What you are asked to do: Swap "county-shape" for "county-outline" in the stretch of lines from the one containing "legend: Healthy Normal" through the one containing "county-name: Natrona [1035,491,1134,522]". Return only those lines, with everything else left unchanged.

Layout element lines
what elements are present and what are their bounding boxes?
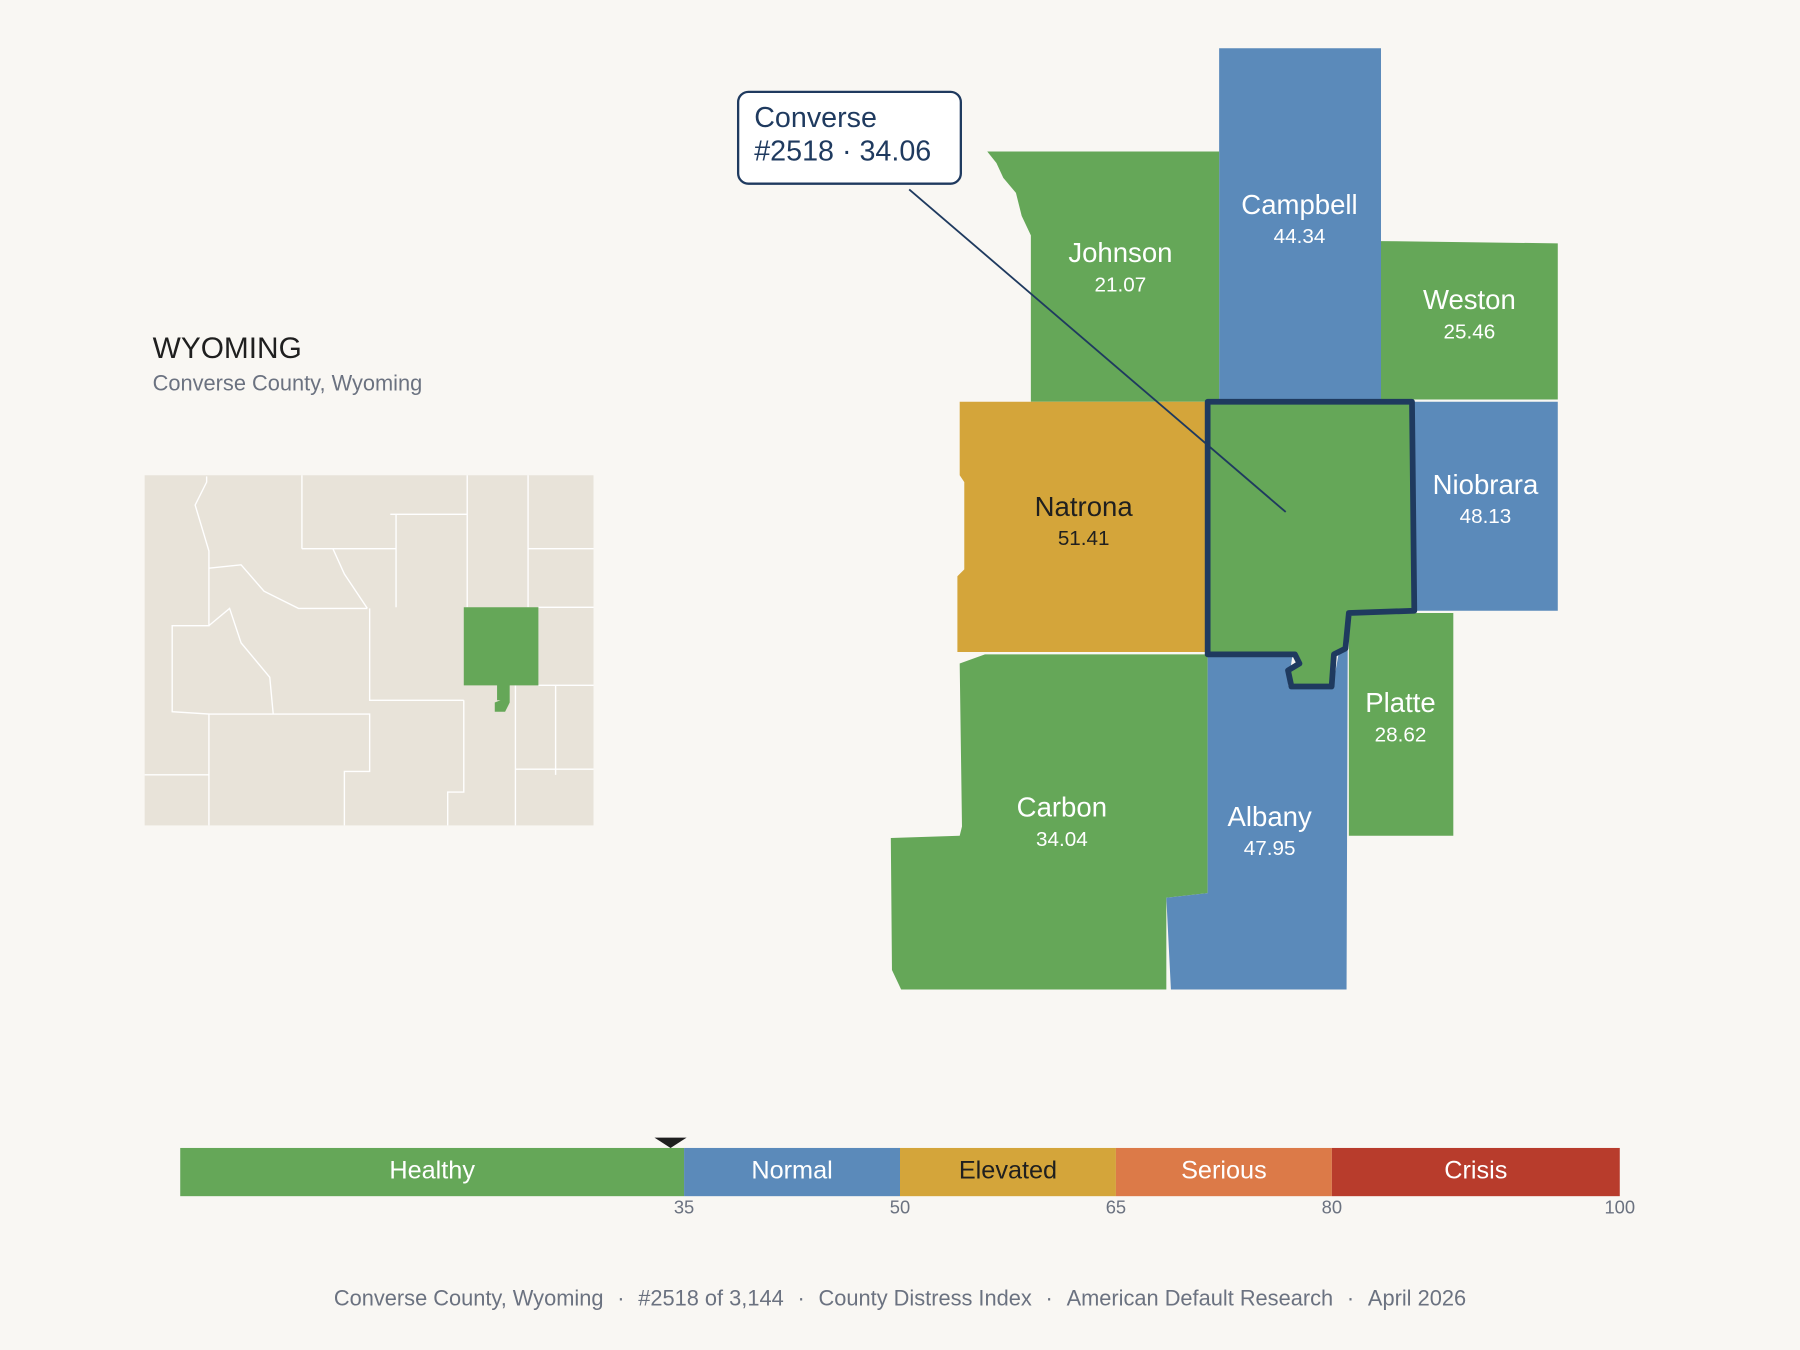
legend: Healthy Normal Elevated Serious Crisis 35 50 65… [180,1137,1635,1218]
inset-highlight [463,607,539,712]
county-name: Campbell [1241,189,1357,220]
county-value: 44.34 [1274,225,1326,248]
callout-rank: #2518 · 34.06 [754,135,931,167]
county-value: 51.41 [1058,527,1110,550]
callout-name: Converse [754,102,877,134]
counties [890,48,1558,990]
county-name: Carbon [1017,792,1107,823]
footer-part: #2518 of 3,144 [638,1285,783,1310]
legend-tick-label: 80 [1322,1197,1342,1218]
footer-separator: · [1347,1285,1354,1310]
county-value: 21.07 [1095,273,1147,296]
legend-band-label: Normal [751,1157,832,1185]
county-value: 28.62 [1375,723,1427,746]
legend-tick-label: 100 [1604,1197,1635,1218]
legend-band-label: Crisis [1444,1157,1507,1185]
subtitle: Converse County, Wyoming [153,370,423,395]
county-name: Weston [1423,284,1516,315]
legend-tick-label: 35 [674,1197,694,1218]
footer-part: April 2026 [1368,1285,1466,1310]
county-name: Platte [1365,687,1435,718]
county-name: Albany [1228,801,1312,832]
callout-leader [908,188,1287,513]
footer-part: Converse County, Wyoming [334,1285,604,1310]
legend-band [180,1147,685,1197]
footer-part: American Default Research [1067,1285,1334,1310]
footer-separator: · [617,1285,624,1310]
county-labels: Campbell 44.34 Johnson 21.07 Weston 25.46 Natr… [1017,189,1539,860]
county-shape [987,151,1220,402]
footer-separator: · [1046,1285,1053,1310]
legend-marker [654,1137,687,1148]
legend-band [900,1147,1116,1197]
county-shape [1166,649,1348,990]
county-shape [1413,401,1558,611]
inset-map [144,475,594,826]
county-shape [957,401,1207,653]
legend-tick-label: 65 [1106,1197,1126,1218]
legend-band [684,1147,900,1197]
county-name: Niobrara [1433,469,1539,500]
footer-part: County Distress Index [819,1285,1032,1310]
footer: Converse County, Wyoming · #2518 of 3,144 ·… [334,1285,1466,1310]
county-value: 48.13 [1460,505,1512,528]
county-value: 34.04 [1036,828,1088,851]
callout-box [736,90,962,185]
county-shape [1219,48,1381,400]
legend-band-label: Healthy [389,1157,475,1185]
county-name: Johnson [1068,237,1172,268]
legend-band [1331,1147,1620,1197]
legend-band [1115,1147,1332,1197]
legend-band-label: Elevated [959,1157,1057,1185]
county-name: Natrona [1035,491,1134,522]
county-shape [1380,241,1558,400]
county-shape [1204,398,1418,690]
title: WYOMING [153,332,302,365]
footer-separator: · [798,1285,805,1310]
county-value: 47.95 [1244,837,1296,860]
county-shape [890,654,1208,990]
county-value: 25.46 [1444,320,1496,343]
legend-tick-label: 50 [890,1197,910,1218]
county-shape [1348,613,1454,836]
legend-band-label: Serious [1181,1157,1267,1185]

Finished answer:
legend: Healthy Normal Elevated Serious Crisis 35 50 65… [180,1137,1635,1218]
inset-highlight [463,607,539,712]
county-name: Campbell [1241,189,1357,220]
county-value: 44.34 [1274,225,1326,248]
callout-rank: #2518 · 34.06 [754,135,931,167]
county-value: 51.41 [1058,527,1110,550]
callout-name: Converse [754,102,877,134]
counties [890,48,1558,990]
county-name: Carbon [1017,792,1107,823]
footer-part: #2518 of 3,144 [638,1285,783,1310]
legend-tick-label: 80 [1322,1197,1342,1218]
footer-separator: · [1347,1285,1354,1310]
county-value: 21.07 [1095,273,1147,296]
legend-band-label: Normal [751,1157,832,1185]
county-value: 28.62 [1375,723,1427,746]
legend-tick-label: 100 [1604,1197,1635,1218]
legend-band-label: Crisis [1444,1157,1507,1185]
subtitle: Converse County, Wyoming [153,370,423,395]
county-name: Weston [1423,284,1516,315]
legend-tick-label: 35 [674,1197,694,1218]
footer-part: April 2026 [1368,1285,1466,1310]
county-name: Platte [1365,687,1435,718]
county-name: Albany [1228,801,1312,832]
callout-leader [908,188,1287,513]
footer-part: Converse County, Wyoming [334,1285,604,1310]
legend-band [180,1147,685,1197]
footer-part: American Default Research [1067,1285,1334,1310]
footer-separator: · [617,1285,624,1310]
county-labels: Campbell 44.34 Johnson 21.07 Weston 25.46 Natr… [1017,189,1539,860]
county-outline [987,151,1220,402]
footer-separator: · [1046,1285,1053,1310]
legend-marker [654,1137,687,1148]
legend-band [900,1147,1116,1197]
county-outline [1166,649,1348,990]
county-outline [1413,401,1558,611]
inset-map [144,475,594,826]
county-outline [957,401,1207,653]
legend-tick-label: 65 [1106,1197,1126,1218]
legend-band [684,1147,900,1197]
county-name: Niobrara [1433,469,1539,500]
footer-part: County Distress Index [819,1285,1032,1310]
footer: Converse County, Wyoming · #2518 of 3,144 ·… [334,1285,1466,1310]
county-value: 48.13 [1460,505,1512,528]
county-value: 34.04 [1036,828,1088,851]
callout-box [736,90,962,185]
county-outline [1219,48,1381,400]
legend-band-label: Healthy [389,1157,475,1185]
county-name: Johnson [1068,237,1172,268]
legend-band [1331,1147,1620,1197]
legend-band [1115,1147,1332,1197]
legend-band-label: Elevated [959,1157,1057,1185]
county-name: Natrona [1035,491,1134,522]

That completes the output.